- **Supplied text**
=-=-=
As tension in the Middle East escalated further after Turkish F-16s downed two Syrian Su-24 jets on the Syrian territory on March 1, President Donald Trump sends a key figure of his administration to Turkey ahead of Turkish President Tayyip Erdoğan’s meeting with Russian President Vladimir Putin in Moscow on March 5. Kelly Craft, the U.S. Permanent Representative to the United Nations is expected to be in Turkey on March 2, diplomatic sources who asked not to be named told YetkinReport.

According to the U.S. system, U.N. Permanent Representative is a member of President’s cabinet. Craft is planned to be accompanied by senior State Department officials, including James Jeffrey, the U.S. Special Envoy for Syria who has been running a shuttle diplomacy between Washington and Ankara for some time.

The same sources said Craft wanted to visit Hatay, bordering Syria during her visit and draw the attention of the world public opinion to the tragedy of the civil war and immigrants in Syria. Craft said on Feb. 29, during an emergency session of the U.N. Security Council upon a call by the U.K., following Russian-backed Syria jets had killed 34 Turkish soldiers on Feb. 27 near Idlib that the U.S. fully supported Turkish retaliatory attacks to Syrian regime forces. Turkey’s U.N. Permanent Representative Feridun Sinirlioğlu is expected to travel to Turkey too, to accompany Craft in her contacts in Turkey. In his speech at the Security Council meeting on Feb. 29, Sinirlioğlu said Turkish forces would not withdraw and continue to respond the attacks, claiming that the Bashar Al-Assad regime had lost its qualities to represent the Syrian people.

The timing of the visit

Craft’s Turkey visit was seemingly decided in the wake of two significant developments.

One of them is a telephone conversation between Trump and Erdoğan following an emergency meeting by NATO, which Turkey enjoyed full support on Feb. 28, after which Trump said they discussed the possibility of sending Patriot missile batteries to Turkey.

The second was the announcement on Feb. 29 that Erdoğan and Putin would meet in Moscow on 5 March; this decision was reached after three days of talks in Ankara between Turkish and Russian diplomatic delegations.
=-=-=
- **Data extract**

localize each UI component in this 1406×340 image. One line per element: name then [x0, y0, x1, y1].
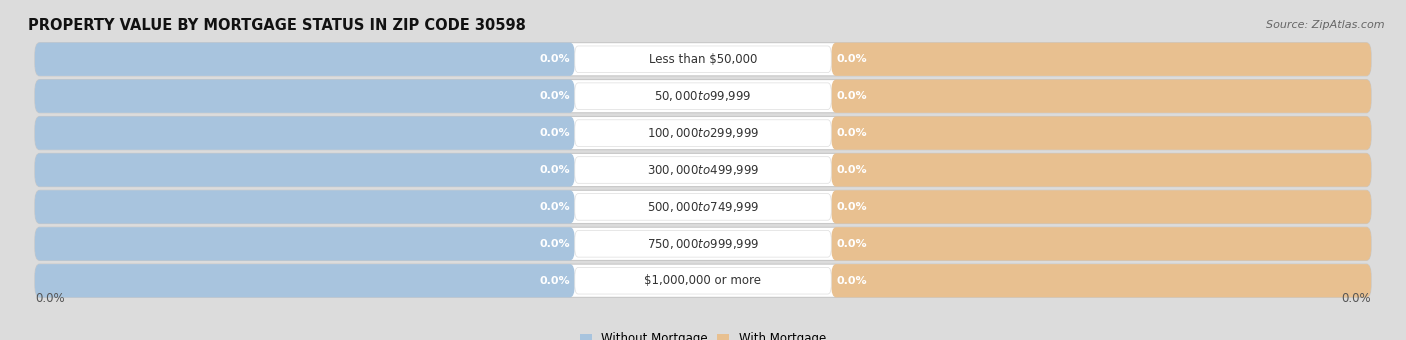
=-=-=
- **Exercise 1**
What is the Spanish translation of this sentence from the article on Kelly Craft's Turkey visit: "Craft’s Turkey visit was seemingly decided in the wake of two significant developments."?
- **Exercise 2**
Could you resume the article on Kelly Craft's Turkey visit from the point where it stops?

- **Response 1**
Al parecer, la visita de Craft a Turquía se decidió a raíz de dos acontecimientos importantes.

- **Response 2**
One meaning of this announcement was the official acceptance that the meeting with Germany, France and Russia leaders in Istanbul on 5 March as previously heralded by Erdoğan, was not going to take place. Putin previously said that he would not meet Erdoğan on March 5; this concession was balanced by Erdogan’s going to Moscow to meet Putin. By sending Craft to Turkey, Trump administration wants to show that it stands by Turkey once again against the Assad regime in Syria ahead of Erdoğan-Putin meeting.

Operation Idlib: Spring Shield

On the other hand, the Turkish Armed Forces‘ retaliation campaign continues in Idlib and expands to its vicinity.

After Syrian missiles downed an armed Turkish UAV in the early hours of March 1, Turkish F-16s hit the missile battery that downed that UAV and two Russian-made Su-24 Syria jets near the town of Ariha near to Turkish border. This was followed by a Turkish attack on Neyrab airport and Aleppo airport.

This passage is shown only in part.